• **Records about charts and figures**
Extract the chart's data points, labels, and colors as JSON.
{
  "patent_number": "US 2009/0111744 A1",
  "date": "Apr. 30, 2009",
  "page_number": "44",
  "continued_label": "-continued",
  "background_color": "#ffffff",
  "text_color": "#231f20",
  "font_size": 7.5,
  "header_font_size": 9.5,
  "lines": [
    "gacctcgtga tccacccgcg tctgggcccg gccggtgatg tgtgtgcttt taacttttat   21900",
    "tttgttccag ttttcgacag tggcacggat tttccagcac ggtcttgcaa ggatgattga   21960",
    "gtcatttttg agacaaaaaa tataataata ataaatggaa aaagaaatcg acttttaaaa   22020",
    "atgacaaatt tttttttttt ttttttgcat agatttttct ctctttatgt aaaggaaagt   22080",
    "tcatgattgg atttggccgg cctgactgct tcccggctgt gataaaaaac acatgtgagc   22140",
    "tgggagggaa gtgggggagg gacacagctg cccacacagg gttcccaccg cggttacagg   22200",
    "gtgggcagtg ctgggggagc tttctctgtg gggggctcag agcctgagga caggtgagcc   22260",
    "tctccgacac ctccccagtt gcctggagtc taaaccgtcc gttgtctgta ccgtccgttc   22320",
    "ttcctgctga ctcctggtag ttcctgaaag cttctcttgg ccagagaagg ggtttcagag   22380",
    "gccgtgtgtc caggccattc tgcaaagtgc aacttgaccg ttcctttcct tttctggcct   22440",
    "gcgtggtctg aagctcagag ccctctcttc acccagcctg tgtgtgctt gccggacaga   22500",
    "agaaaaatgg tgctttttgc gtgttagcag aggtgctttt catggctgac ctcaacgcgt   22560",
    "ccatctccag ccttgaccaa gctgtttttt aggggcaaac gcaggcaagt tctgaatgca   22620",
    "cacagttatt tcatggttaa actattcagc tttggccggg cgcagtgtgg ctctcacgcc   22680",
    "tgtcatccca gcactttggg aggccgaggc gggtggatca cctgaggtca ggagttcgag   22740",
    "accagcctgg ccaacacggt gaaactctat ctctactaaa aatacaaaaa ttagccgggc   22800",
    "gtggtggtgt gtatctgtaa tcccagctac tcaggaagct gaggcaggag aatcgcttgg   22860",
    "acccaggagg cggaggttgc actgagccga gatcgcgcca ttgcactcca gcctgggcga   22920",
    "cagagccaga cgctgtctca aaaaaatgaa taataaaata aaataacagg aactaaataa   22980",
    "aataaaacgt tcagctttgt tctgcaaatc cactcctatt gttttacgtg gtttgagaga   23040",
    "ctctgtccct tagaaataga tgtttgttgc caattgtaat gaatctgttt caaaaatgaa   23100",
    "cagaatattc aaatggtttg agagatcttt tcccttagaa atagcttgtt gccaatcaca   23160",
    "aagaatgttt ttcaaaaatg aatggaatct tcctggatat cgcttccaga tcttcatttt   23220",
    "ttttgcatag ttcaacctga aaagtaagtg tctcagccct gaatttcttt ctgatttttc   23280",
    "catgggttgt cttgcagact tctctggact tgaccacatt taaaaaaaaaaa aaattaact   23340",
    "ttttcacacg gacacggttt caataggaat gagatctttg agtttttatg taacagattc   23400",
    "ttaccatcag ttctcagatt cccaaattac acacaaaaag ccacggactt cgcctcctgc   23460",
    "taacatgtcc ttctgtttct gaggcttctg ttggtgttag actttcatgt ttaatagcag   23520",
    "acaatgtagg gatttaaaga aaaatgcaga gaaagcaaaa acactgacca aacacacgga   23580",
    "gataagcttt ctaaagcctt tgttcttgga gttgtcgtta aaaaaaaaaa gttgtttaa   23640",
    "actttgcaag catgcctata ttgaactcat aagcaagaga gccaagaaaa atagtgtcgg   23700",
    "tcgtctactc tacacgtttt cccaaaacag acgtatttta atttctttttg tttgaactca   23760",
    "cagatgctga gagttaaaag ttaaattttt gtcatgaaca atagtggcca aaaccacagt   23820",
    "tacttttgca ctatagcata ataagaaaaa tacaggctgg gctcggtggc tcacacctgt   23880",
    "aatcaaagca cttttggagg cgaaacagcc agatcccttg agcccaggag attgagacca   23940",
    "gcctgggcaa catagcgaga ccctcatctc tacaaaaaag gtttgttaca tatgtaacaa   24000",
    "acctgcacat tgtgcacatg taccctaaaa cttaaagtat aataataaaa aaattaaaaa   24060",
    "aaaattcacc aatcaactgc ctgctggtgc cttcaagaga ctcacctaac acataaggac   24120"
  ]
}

• **GIVEN EXERCISE**
Retype the data in full and match it exactly.

• **REPLY**
Extract the chart's data points, labels, and colors as JSON.
{
  "patent_number": "US 2009/0111744 A1",
  "date": "Apr. 30, 2009",
  "page_number": "44",
  "continued_label": "-continued",
  "background_color": "#ffffff",
  "text_color": "#231f20",
  "font_size": 7.5,
  "header_font_size": 9.5,
  "lines": [
    "gacctcgtga tccacccgcg tctgggcccg gccggtgatg tgtgtgcttt taacttttat   21900",
    "tttgttccag ttttcgacag tggcacggat tttccagcac ggtcttgcaa ggatgattga   21960",
    "gtcatttttg agacaaaaaa tataataata ataaatggaa aaagaaatcg acttttaaaa   22020",
    "atgacaaatt tttttttttt ttttttgcat agatttttct ctctttatgt aaaggaaagt   22080",
    "tcatgattgg atttggccgg cctgactgct tcccggctgt gataaaaaac acatgtgagc   22140",
    "tgggagggaa gtgggggagg gacacagctg cccacacagg gttcccaccg cggttacagg   22200",
    "gtgggcagtg ctgggggagc tttctctgtg gggggctcag agcctgagga caggtgagcc   22260",
    "tctccgacac ctccccagtt gcctggagtc taaaccgtcc gttgtctgta ccgtccgttc   22320",
    "ttcctgctga ctcctggtag ttcctgaaag cttctcttgg ccagagaagg ggtttcagag   22380",
    "gccgtgtgtc caggccattc tgcaaagtgc aacttgaccg ttcctttcct tttctggcct   22440",
    "gcgtggtctg aagctcagag ccctctcttc acccagcctg tgtgtgctt gccggacaga   22500",
    "agaaaaatgg tgctttttgc gtgttagcag aggtgctttt catggctgac ctcaacgcgt   22560",
    "ccatctccag ccttgaccaa gctgtttttt aggggcaaac gcaggcaagt tctgaatgca   22620",
    "cacagttatt tcatggttaa actattcagc tttggccggg cgcagtgtgg ctctcacgcc   22680",
    "tgtcatccca gcactttggg aggccgaggc gggtggatca cctgaggtca ggagttcgag   22740",
    "accagcctgg ccaacacggt gaaactctat ctctactaaa aatacaaaaa ttagccgggc   22800",
    "gtggtggtgt gtatctgtaa tcccagctac tcaggaagct gaggcaggag aatcgcttgg   22860",
    "acccaggagg cggaggttgc actgagccga gatcgcgcca ttgcactcca gcctgggcga   22920",
    "cagagccaga cgctgtctca aaaaaatgaa taataaaata aaataacagg aactaaataa   22980",
    "aataaaacgt tcagctttgt tctgcaaatc cactcctatt gttttacgtg gtttgagaga   23040",
    "ctctgtccct tagaaataga tgtttgttgc caattgtaat gaatctgttt caaaaatgaa   23100",
    "cagaatattc aaatggtttg agagatcttt tcccttagaa atagcttgtt gccaatcaca   23160",
    "aagaatgttt ttcaaaaatg aatggaatct tcctggatat cgcttccaga tcttcatttt   23220",
    "ttttgcatag ttcaacctga aaagtaagtg tctcagccct gaatttcttt ctgatttttc   23280",
    "catgggttgt cttgcagact tctctggact tgaccacatt taaaaaaaaaaa aaattaact   23340",
    "ttttcacacg gacacggttt caataggaat gagatctttg agtttttatg taacagattc   23400",
    "ttaccatcag ttctcagatt cccaaattac acacaaaaag ccacggactt cgcctcctgc   23460",
    "taacatgtcc ttctgtttct gaggcttctg ttggtgttag actttcatgt ttaatagcag   23520",
    "acaatgtagg gatttaaaga aaaatgcaga gaaagcaaaa acactgacca aacacacgga   23580",
    "gataagcttt ctaaagcctt tgttcttgga gttgtcgtta aaaaaaaaaa gttgtttaa   23640",
    "actttgcaag catgcctata ttgaactcat aagcaagaga gccaagaaaa atagtgtcgg   23700",
    "tcgtctactc tacacgtttt cccaaaacag acgtatttta atttctttttg tttgaactca   23760",
    "cagatgctga gagttaaaag ttaaattttt gtcatgaaca atagtggcca aaaccacagt   23820",
    "tacttttgca ctatagcata ataagaaaaa tacaggctgg gctcggtggc tcacacctgt   23880",
    "aatcaaagca cttttggagg cgaaacagcc agatcccttg agcccaggag attgagacca   23940",
    "gcctgggcaa catagcgaga ccctcatctc tacaaaaaag gtttgttaca tatgtaacaa   24000",
    "acctgcacat tgtgcacatg taccctaaaa cttaaagtat aataataaaa aaattaaaaa   24060",
    "aaaattcacc aatcaactgc ctgctggtgc cttcaagaga ctcacctaac acataaggac   24120"
  ]
}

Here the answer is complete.